| Task to complete |
Working from the line that contains "Give me the" down to the last line below, repeat each line exactly.

[Data records]
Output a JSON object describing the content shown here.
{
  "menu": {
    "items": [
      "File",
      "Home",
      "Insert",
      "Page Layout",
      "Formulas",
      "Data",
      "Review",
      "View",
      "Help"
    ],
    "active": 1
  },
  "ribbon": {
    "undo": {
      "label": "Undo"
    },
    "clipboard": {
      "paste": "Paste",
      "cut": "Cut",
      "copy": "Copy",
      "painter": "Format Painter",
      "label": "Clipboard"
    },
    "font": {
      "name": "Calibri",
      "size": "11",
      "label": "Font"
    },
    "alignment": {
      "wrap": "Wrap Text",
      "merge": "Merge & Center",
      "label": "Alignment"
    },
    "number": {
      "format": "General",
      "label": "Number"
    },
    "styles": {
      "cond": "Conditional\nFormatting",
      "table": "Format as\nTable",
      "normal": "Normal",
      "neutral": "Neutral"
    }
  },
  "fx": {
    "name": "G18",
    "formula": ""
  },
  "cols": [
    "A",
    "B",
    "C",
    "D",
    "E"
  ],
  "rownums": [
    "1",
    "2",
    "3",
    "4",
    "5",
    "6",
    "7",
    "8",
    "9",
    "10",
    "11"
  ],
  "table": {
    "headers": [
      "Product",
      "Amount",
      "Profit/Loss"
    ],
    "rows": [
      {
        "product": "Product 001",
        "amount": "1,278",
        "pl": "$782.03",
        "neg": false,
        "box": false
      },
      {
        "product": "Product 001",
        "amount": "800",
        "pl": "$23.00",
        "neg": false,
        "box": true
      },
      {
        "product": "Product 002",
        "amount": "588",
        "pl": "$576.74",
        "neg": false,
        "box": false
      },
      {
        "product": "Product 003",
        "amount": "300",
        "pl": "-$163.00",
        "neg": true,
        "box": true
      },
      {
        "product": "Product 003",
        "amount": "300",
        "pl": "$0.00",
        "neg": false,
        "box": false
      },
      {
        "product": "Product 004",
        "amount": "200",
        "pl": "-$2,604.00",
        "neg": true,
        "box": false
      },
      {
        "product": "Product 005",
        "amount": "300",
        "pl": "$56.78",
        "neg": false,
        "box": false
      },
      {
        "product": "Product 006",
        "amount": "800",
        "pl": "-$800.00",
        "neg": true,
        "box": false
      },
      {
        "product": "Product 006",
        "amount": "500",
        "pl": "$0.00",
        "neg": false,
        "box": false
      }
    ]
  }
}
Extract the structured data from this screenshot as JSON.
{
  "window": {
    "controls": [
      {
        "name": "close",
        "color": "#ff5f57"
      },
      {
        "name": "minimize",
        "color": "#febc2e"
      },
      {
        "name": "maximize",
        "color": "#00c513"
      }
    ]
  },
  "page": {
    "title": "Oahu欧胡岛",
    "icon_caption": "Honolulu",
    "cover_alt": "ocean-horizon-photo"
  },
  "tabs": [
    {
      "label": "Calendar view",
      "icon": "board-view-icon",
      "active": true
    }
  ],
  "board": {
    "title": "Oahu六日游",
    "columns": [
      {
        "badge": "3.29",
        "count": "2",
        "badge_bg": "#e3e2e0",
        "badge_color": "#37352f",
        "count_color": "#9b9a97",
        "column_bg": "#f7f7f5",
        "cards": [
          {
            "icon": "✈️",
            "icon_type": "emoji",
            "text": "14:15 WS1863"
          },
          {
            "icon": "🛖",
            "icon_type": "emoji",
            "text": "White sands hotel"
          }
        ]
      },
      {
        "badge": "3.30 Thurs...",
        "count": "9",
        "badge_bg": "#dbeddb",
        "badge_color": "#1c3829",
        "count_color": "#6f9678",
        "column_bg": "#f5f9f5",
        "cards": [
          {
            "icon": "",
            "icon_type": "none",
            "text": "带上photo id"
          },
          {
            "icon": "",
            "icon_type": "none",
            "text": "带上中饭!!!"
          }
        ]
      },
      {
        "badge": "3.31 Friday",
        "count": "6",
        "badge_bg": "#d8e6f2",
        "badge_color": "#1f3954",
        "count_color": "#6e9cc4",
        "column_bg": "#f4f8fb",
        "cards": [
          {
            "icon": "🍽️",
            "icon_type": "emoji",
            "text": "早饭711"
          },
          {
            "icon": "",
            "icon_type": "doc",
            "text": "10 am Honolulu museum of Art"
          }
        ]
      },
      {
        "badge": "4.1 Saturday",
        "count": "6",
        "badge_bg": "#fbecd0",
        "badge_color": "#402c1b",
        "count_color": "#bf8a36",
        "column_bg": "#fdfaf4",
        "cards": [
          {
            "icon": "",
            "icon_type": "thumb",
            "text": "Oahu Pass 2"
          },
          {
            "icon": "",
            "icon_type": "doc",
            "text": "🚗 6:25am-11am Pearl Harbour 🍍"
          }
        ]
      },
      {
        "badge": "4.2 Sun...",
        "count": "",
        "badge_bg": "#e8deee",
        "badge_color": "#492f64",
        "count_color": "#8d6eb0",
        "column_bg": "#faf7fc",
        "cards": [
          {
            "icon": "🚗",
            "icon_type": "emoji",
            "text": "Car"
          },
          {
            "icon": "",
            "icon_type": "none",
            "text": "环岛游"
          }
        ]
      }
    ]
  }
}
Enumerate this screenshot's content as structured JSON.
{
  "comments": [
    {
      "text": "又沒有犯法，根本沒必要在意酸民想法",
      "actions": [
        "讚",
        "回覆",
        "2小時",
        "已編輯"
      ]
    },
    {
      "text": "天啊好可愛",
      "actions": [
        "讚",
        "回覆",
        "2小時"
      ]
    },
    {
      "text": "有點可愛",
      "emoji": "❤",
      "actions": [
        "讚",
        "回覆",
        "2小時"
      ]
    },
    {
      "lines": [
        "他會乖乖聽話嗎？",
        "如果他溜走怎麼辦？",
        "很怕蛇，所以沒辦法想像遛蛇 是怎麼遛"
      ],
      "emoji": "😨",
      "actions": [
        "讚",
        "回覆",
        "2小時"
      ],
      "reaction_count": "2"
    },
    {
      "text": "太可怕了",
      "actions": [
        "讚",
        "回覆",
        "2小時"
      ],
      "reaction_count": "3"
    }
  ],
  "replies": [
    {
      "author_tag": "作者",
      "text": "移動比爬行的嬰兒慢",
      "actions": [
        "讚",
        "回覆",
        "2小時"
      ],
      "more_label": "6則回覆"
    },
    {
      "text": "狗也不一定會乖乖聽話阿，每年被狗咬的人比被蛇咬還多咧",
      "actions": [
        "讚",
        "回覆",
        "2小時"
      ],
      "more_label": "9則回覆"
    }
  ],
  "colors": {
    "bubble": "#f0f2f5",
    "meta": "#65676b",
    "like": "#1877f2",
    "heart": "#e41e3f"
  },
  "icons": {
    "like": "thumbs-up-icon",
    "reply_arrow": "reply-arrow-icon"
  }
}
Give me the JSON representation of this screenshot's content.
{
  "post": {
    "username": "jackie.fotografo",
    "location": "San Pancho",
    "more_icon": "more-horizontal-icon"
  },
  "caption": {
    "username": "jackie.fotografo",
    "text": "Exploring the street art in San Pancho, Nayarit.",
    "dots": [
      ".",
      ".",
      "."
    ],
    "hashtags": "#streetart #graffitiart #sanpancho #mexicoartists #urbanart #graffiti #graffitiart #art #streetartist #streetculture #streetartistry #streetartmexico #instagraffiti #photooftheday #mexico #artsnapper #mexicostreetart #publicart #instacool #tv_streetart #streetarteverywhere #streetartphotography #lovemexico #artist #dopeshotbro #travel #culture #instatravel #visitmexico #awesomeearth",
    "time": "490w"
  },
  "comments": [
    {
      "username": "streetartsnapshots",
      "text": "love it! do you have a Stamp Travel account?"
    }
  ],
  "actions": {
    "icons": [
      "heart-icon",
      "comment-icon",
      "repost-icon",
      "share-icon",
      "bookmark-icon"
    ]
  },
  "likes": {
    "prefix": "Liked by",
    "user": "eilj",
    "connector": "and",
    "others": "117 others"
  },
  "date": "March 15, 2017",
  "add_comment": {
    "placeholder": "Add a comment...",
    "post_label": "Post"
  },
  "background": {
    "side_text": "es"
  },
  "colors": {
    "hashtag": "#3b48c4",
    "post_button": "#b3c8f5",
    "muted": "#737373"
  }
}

| Exercise output |
Give me the JSON representation of this screenshot's content.
{
  "post": {
    "username": "jackie.fotografo",
    "location": "San Pancho",
    "more_icon": "more-horizontal-icon"
  },
  "caption": {
    "username": "jackie.fotografo",
    "text": "Exploring the street art in San Pancho, Nayarit.",
    "dots": [
      ".",
      ".",
      "."
    ],
    "hashtags": "#streetart #graffitiart #sanpancho #mexicoartists #urbanart #graffiti #graffitiart #art #streetartist #streetculture #streetartistry #streetartmexico #instagraffiti #photooftheday #mexico #artsnapper #mexicostreetart #publicart #instacool #tv_streetart #streetarteverywhere #streetartphotography #lovemexico #artist #dopeshotbro #travel #culture #instatravel #visitmexico #awesomeearth",
    "time": "490w"
  },
  "comments": [
    {
      "username": "streetartsnapshots",
      "text": "love it! do you have a Stamp Travel account?"
    }
  ],
  "actions": {
    "icons": [
      "heart-icon",
      "comment-icon",
      "repost-icon",
      "share-icon",
      "bookmark-icon"
    ]
  },
  "likes": {
    "prefix": "Liked by",
    "user": "eilj",
    "connector": "and",
    "others": "117 others"
  },
  "date": "March 15, 2017",
  "add_comment": {
    "placeholder": "Add a comment...",
    "post_label": "Post"
  },
  "background": {
    "side_text": "es"
  },
  "colors": {
    "hashtag": "#3b48c4",
    "post_button": "#b3c8f5",
    "muted": "#737373"
  }
}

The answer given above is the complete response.